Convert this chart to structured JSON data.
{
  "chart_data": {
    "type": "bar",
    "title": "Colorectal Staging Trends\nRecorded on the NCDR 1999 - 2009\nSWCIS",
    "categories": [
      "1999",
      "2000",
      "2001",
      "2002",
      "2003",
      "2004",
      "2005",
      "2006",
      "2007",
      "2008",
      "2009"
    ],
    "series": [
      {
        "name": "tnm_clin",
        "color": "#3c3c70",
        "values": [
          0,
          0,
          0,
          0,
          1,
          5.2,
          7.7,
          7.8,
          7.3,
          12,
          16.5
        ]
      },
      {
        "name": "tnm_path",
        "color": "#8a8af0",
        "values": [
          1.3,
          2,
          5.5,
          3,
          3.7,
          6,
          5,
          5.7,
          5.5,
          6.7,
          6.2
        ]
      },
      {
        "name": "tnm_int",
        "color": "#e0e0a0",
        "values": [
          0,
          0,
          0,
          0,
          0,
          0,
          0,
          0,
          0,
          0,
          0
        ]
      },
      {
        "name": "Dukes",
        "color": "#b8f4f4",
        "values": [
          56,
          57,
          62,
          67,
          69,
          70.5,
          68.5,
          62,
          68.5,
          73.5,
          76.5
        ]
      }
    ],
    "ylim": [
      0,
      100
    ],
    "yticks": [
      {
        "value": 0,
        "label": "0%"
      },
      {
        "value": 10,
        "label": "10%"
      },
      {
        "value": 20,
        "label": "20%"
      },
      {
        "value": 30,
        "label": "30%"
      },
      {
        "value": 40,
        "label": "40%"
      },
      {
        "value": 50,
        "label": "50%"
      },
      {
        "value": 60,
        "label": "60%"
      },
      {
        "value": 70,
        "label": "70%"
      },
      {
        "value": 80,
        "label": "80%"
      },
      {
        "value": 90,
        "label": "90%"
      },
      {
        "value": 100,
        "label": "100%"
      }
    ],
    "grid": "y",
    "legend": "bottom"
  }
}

————

- [AIM] Every line in the data above that contains "label" needs to be copied.

- [SOLVED PROBLEM]
        "label": "0%"
        "label": "10%"
        "label": "20%"
        "label": "30%"
        "label": "40%"
        "label": "50%"
        "label": "60%"
        "label": "70%"
        "label": "80%"
        "label": "90%"
        "label": "100%"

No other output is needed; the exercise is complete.